— start —

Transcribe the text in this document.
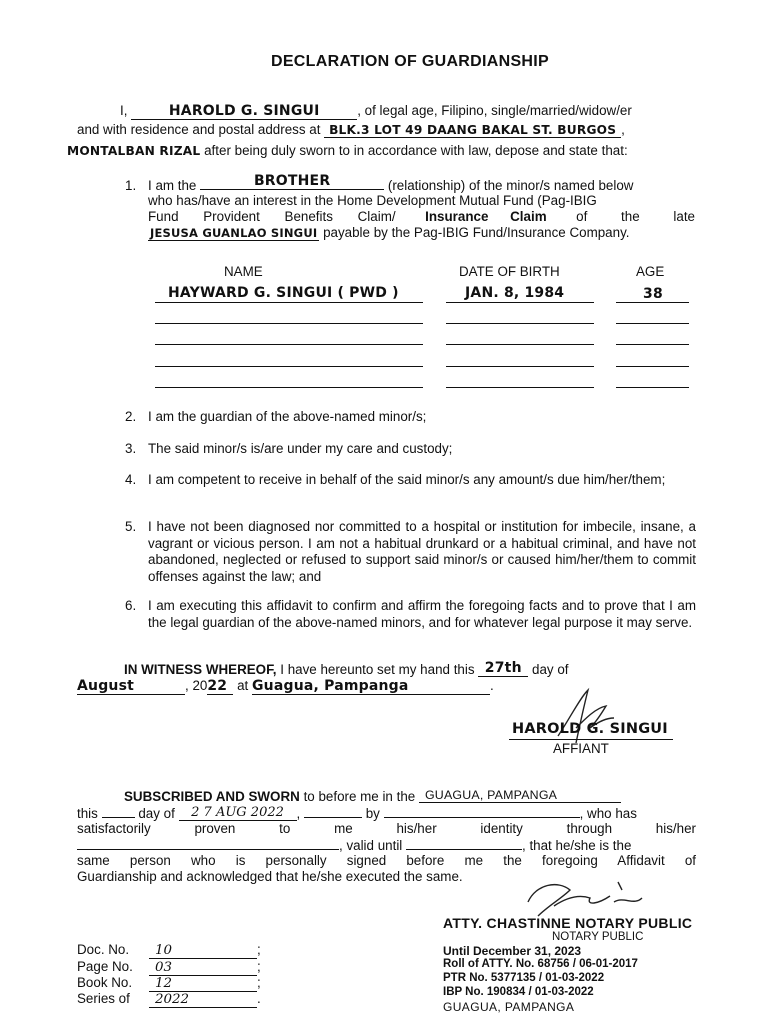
DECLARATION OF GUARDIANSHIP
I,	HAROLD G. SINGUI	, of legal age, Filipino, single/married/widow/er
and with residence and postal address at BLK.3 LOT 49 DAANG BAKAL ST. BURGOS ,
MONTALBAN RIZAL after being duly sworn to in accordance with law, depose and state that:
1. I am the	BROTHER	(relationship) of the minor/s named below
who has/have an interest in the Home Development Mutual Fund (Pag-IBIG
Fund Provident Benefits Claim/ Insurance Claim of the late
JESUSA GUANLAO SINGUI payable by the Pag-IBIG Fund/Insurance Company.
NAME	DATE OF BIRTH	AGE
HAYWARD G. SINGUI ( PWD )	JAN. 8, 1984	38
2. I am the guardian of the above-named minor/s;
3. The said minor/s is/are under my care and custody;
4. I am competent to receive in behalf of the said minor/s any amount/s due him/her/them;
5. I have not been diagnosed nor committed to a hospital or institution for imbecile, insane, a vagrant or vicious person. I am not a habitual drunkard or a habitual criminal, and have not abandoned, neglected or refused to support said minor/s or caused him/her/them to commit offenses against the law; and
6. I am executing this affidavit to confirm and affirm the foregoing facts and to prove that I am the legal guardian of the above-named minors, and for whatever legal purpose it may serve.
IN WITNESS WHEREOF, I have hereunto set my hand this 27th day of
August	, 2022 at Guagua, Pampanga	.
HAROLD G. SINGUI
AFFIANT
SUBSCRIBED AND SWORN to before me in the GUAGUA, PAMPANGA
this	day of 2 7 AUG 2022 ,	by	, who has
satisfactorily proven to me his/her identity through his/her
, valid until	, that he/she is the
same person who is personally signed before me the foregoing Affidavit of
Guardianship and acknowledged that he/she executed the same.
ATTY. CHASTINNE NOTARY PUBLIC
NOTARY PUBLIC
Until December 31, 2023
Roll of ATTY. No. 68756 / 06-01-2017
PTR No. 5377135 / 01-03-2022
IBP No. 190834 / 01-03-2022
GUAGUA, PAMPANGA
Doc. No. 10	;
Page No. 03	;
Book No. 12	;
Series of 2022	.
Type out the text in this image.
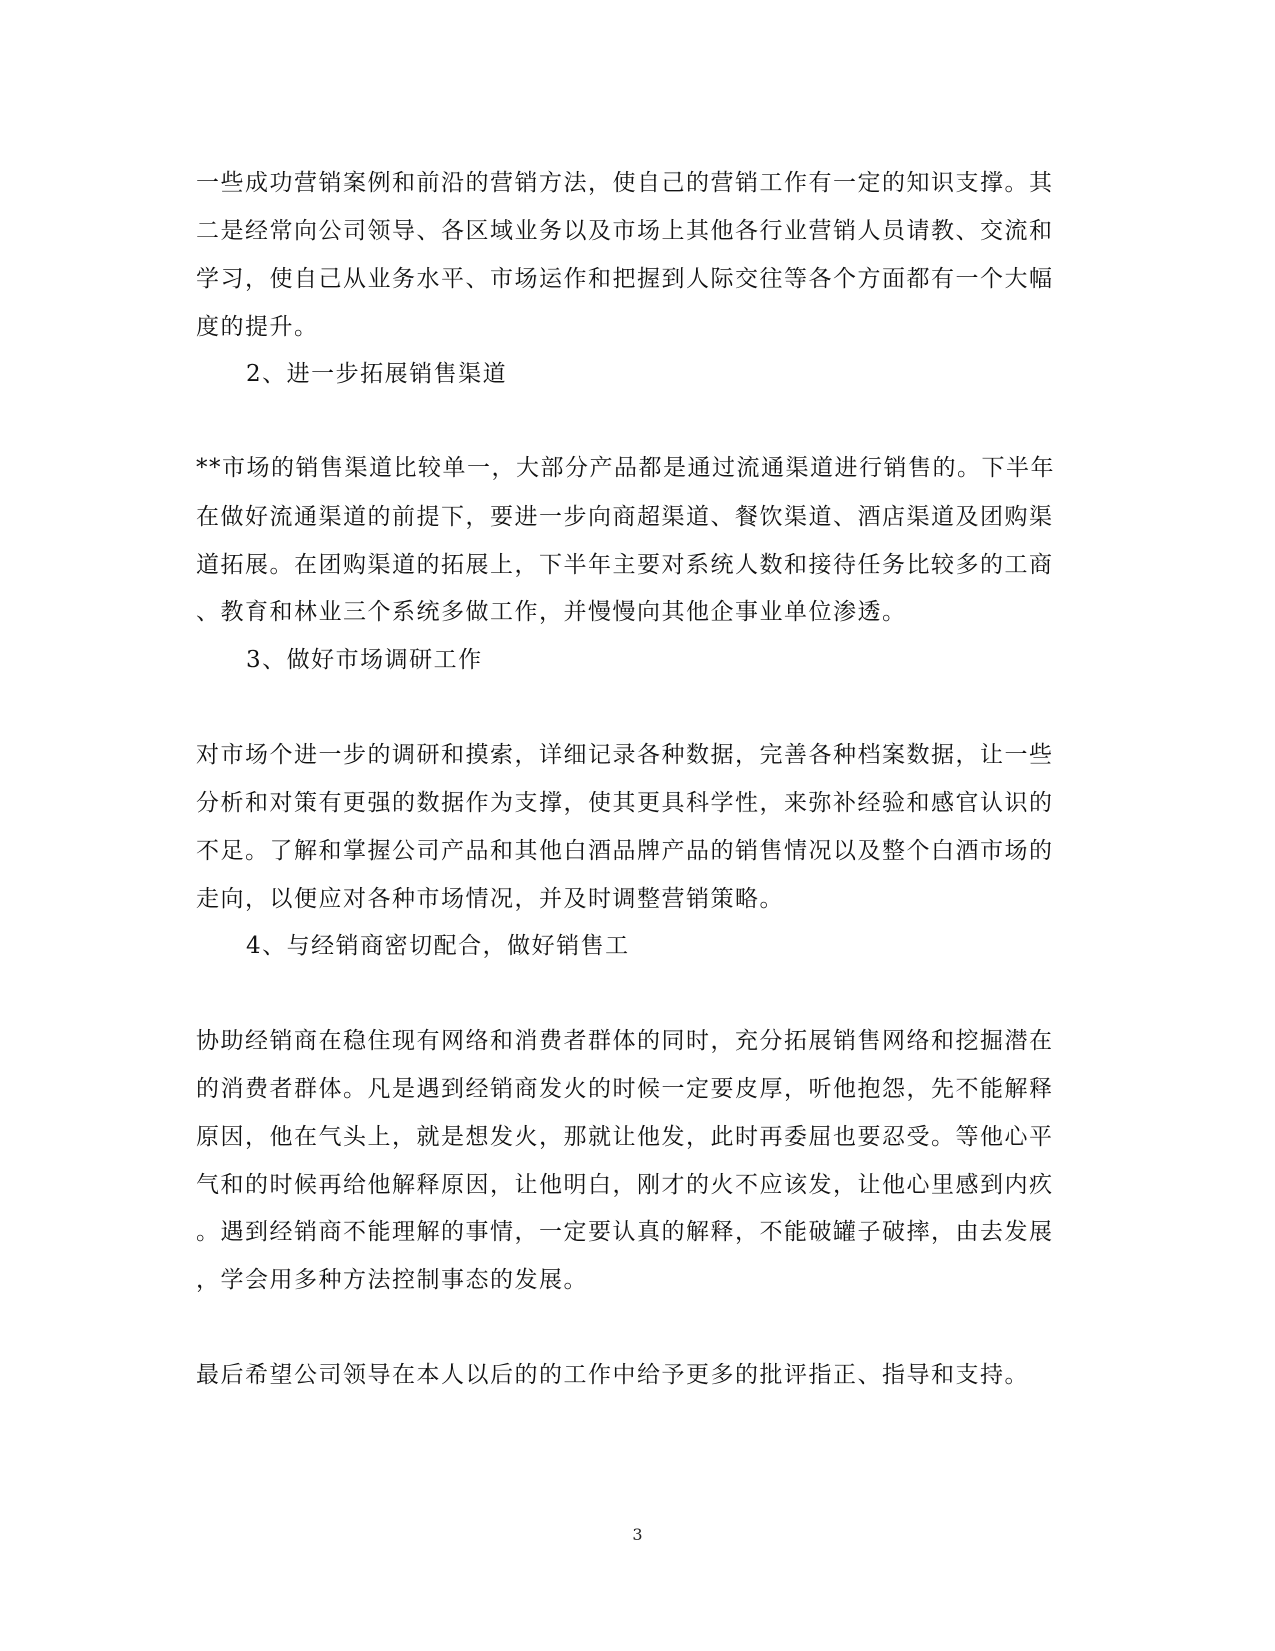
一些成功营销案例和前沿的营销方法，使自己的营销工作有一定的知识支撑。其
二是经常向公司领导、各区域业务以及市场上其他各行业营销人员请教、交流和
学习，使自己从业务水平、市场运作和把握到人际交往等各个方面都有一个大幅
度的提升。
2、进一步拓展销售渠道
**市场的销售渠道比较单一，大部分产品都是通过流通渠道进行销售的。下半年
在做好流通渠道的前提下，要进一步向商超渠道、餐饮渠道、酒店渠道及团购渠
道拓展。在团购渠道的拓展上，下半年主要对系统人数和接待任务比较多的工商
、教育和林业三个系统多做工作，并慢慢向其他企事业单位渗透。
3、做好市场调研工作
对市场个进一步的调研和摸索，详细记录各种数据，完善各种档案数据，让一些
分析和对策有更强的数据作为支撑，使其更具科学性，来弥补经验和感官认识的
不足。了解和掌握公司产品和其他白酒品牌产品的销售情况以及整个白酒市场的
走向，以便应对各种市场情况，并及时调整营销策略。
4、与经销商密切配合，做好销售工
协助经销商在稳住现有网络和消费者群体的同时，充分拓展销售网络和挖掘潜在
的消费者群体。凡是遇到经销商发火的时候一定要皮厚，听他抱怨，先不能解释
原因，他在气头上，就是想发火，那就让他发，此时再委屈也要忍受。等他心平
气和的时候再给他解释原因，让他明白，刚才的火不应该发，让他心里感到内疚
。遇到经销商不能理解的事情，一定要认真的解释，不能破罐子破摔，由去发展
，学会用多种方法控制事态的发展。
最后希望公司领导在本人以后的的工作中给予更多的批评指正、指导和支持。
3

— end —

GIVEN TASK: Select, from the listing, all lines that include the word "legal".

EXPECTED ANSWER:
I,	HAROLD G. SINGUI	, of legal age, Filipino, single/married/widow/er
6. I am executing this affidavit to confirm and affirm the foregoing facts and to prove that I am the legal guardian of the above-named minors, and for whatever legal purpose it may serve.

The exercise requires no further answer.